● **Job**
Reproduce all of the data below word for word, but leave out the pictures.

— start of Entries provided —

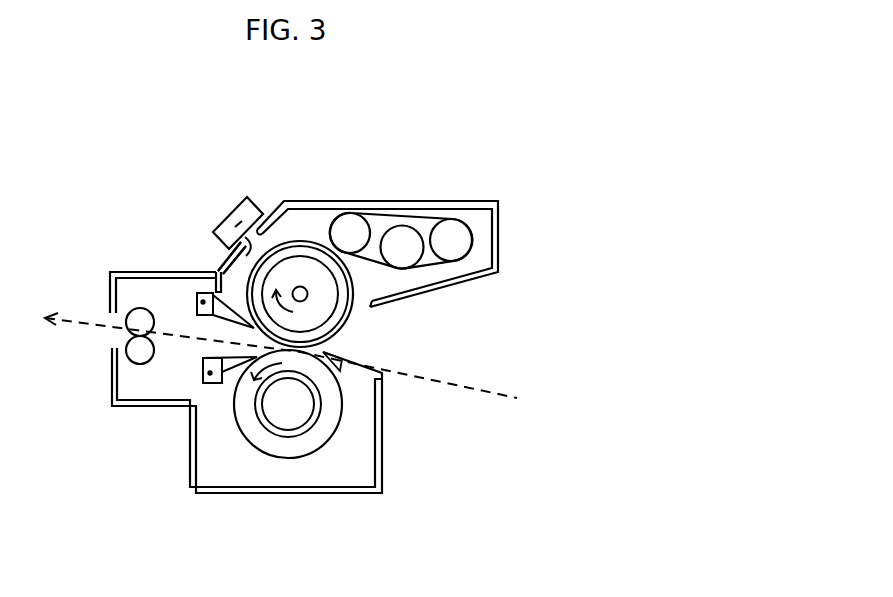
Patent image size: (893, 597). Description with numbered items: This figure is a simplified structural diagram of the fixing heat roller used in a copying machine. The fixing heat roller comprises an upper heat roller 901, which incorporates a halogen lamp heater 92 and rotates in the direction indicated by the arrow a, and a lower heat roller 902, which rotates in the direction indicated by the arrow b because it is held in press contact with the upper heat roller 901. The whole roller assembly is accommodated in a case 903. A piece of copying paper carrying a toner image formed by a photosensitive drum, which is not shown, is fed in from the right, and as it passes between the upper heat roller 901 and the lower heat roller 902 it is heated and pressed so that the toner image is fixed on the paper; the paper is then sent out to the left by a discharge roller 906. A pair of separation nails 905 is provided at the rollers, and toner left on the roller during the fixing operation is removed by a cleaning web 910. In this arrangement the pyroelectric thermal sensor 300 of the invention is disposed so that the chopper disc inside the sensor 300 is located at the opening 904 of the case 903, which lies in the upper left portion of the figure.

The heater 92 is at (300, 287).
The pyroelectric thermal sensor 300 is at (247, 197).
The upper heat roller 901 is at (320, 215).
The lower heat roller 902 is at (300, 458).
The case 903 is at (432, 203).
The opening 904 is at (222, 260).
The separation nails 905 is at (197, 301).
The discharge roller 906 is at (136, 357).
The cleaning web 910 is at (350, 233).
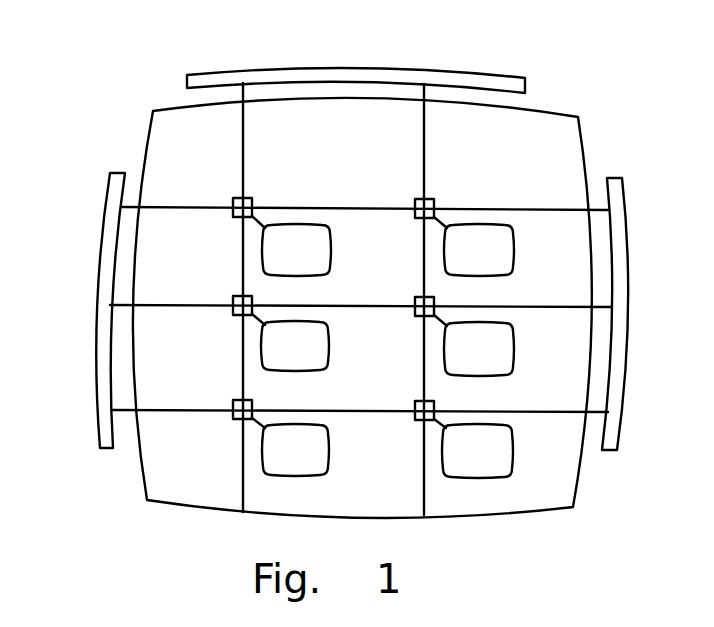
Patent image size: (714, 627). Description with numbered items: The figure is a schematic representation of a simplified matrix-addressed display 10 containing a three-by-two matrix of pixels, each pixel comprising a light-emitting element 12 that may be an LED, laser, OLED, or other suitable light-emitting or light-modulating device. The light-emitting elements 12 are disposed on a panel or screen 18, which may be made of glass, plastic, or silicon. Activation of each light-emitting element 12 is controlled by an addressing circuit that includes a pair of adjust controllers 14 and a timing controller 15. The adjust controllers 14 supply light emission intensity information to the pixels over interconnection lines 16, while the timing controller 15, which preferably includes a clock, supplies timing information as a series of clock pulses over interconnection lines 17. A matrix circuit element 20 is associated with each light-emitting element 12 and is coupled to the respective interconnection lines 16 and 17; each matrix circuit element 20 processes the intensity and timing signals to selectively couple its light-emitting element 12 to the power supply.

The display 10 is at (447, 527).
The light-emitting element 12 is at (328, 258).
The adjust controller 14 is at (97, 425).
The timing controller 15 is at (397, 70).
The interconnection line 16 is at (210, 205).
The interconnection line 17 is at (245, 146).
The panel or screen 18 is at (148, 316).
The matrix circuit element 20 is at (232, 215).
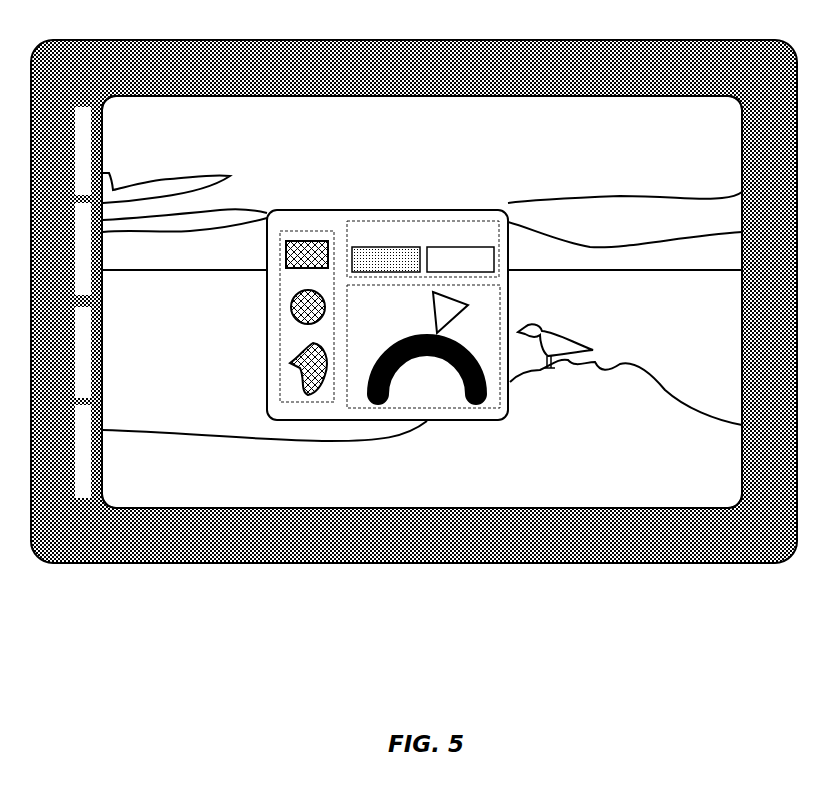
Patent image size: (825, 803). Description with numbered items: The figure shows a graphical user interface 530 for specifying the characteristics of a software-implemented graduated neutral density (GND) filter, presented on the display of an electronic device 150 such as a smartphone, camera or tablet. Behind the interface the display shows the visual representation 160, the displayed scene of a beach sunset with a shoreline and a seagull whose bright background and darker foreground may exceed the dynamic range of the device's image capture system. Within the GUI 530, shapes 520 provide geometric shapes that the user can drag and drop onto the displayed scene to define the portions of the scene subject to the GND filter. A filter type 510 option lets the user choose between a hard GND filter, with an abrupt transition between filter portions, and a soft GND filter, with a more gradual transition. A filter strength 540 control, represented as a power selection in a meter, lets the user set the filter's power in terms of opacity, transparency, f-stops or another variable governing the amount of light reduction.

— end of Entries provided —

● **Task solution**
Patent image size: (893, 597). Description with numbered items: This figure is a simplified structural diagram of the fixing heat roller used in a copying machine. The fixing heat roller comprises an upper heat roller 901, which incorporates a halogen lamp heater 92 and rotates in the direction indicated by the arrow a, and a lower heat roller 902, which rotates in the direction indicated by the arrow b because it is held in press contact with the upper heat roller 901. The whole roller assembly is accommodated in a case 903. A piece of copying paper carrying a toner image formed by a photosensitive drum, which is not shown, is fed in from the right, and as it passes between the upper heat roller 901 and the lower heat roller 902 it is heated and pressed so that the toner image is fixed on the paper; the paper is then sent out to the left by a discharge roller 906. A pair of separation nails 905 is provided at the rollers, and toner left on the roller during the fixing operation is removed by a cleaning web 910. In this arrangement the pyroelectric thermal sensor 300 of the invention is disposed so that the chopper disc inside the sensor 300 is located at the opening 904 of the case 903, which lies in the upper left portion of the figure.

The heater 92 is at (300, 287).
The pyroelectric thermal sensor 300 is at (247, 197).
The upper heat roller 901 is at (320, 215).
The lower heat roller 902 is at (300, 458).
The case 903 is at (432, 203).
The opening 904 is at (222, 260).
The separation nails 905 is at (197, 301).
The discharge roller 906 is at (136, 357).
The cleaning web 910 is at (350, 233).
Patent image size: (714, 627). Description with numbered items: The figure is a schematic representation of a simplified matrix-addressed display 10 containing a three-by-two matrix of pixels, each pixel comprising a light-emitting element 12 that may be an LED, laser, OLED, or other suitable light-emitting or light-modulating device. The light-emitting elements 12 are disposed on a panel or screen 18, which may be made of glass, plastic, or silicon. Activation of each light-emitting element 12 is controlled by an addressing circuit that includes a pair of adjust controllers 14 and a timing controller 15. The adjust controllers 14 supply light emission intensity information to the pixels over interconnection lines 16, while the timing controller 15, which preferably includes a clock, supplies timing information as a series of clock pulses over interconnection lines 17. A matrix circuit element 20 is associated with each light-emitting element 12 and is coupled to the respective interconnection lines 16 and 17; each matrix circuit element 20 processes the intensity and timing signals to selectively couple its light-emitting element 12 to the power supply.

The display 10 is at (447, 527).
The light-emitting element 12 is at (328, 258).
The adjust controller 14 is at (97, 425).
The timing controller 15 is at (397, 70).
The interconnection line 16 is at (210, 205).
The interconnection line 17 is at (245, 146).
The panel or screen 18 is at (148, 316).
The matrix circuit element 20 is at (232, 215).
Patent image size: (825, 803). Description with numbered items: The figure shows a graphical user interface 530 for specifying the characteristics of a software-implemented graduated neutral density (GND) filter, presented on the display of an electronic device 150 such as a smartphone, camera or tablet. Behind the interface the display shows the visual representation 160, the displayed scene of a beach sunset with a shoreline and a seagull whose bright background and darker foreground may exceed the dynamic range of the device's image capture system. Within the GUI 530, shapes 520 provide geometric shapes that the user can drag and drop onto the displayed scene to define the portions of the scene subject to the GND filter. A filter type 510 option lets the user choose between a hard GND filter, with an abrupt transition between filter portions, and a soft GND filter, with a more gradual transition. A filter strength 540 control, represented as a power selection in a meter, lets the user set the filter's power in terms of opacity, transparency, f-stops or another variable governing the amount of light reduction.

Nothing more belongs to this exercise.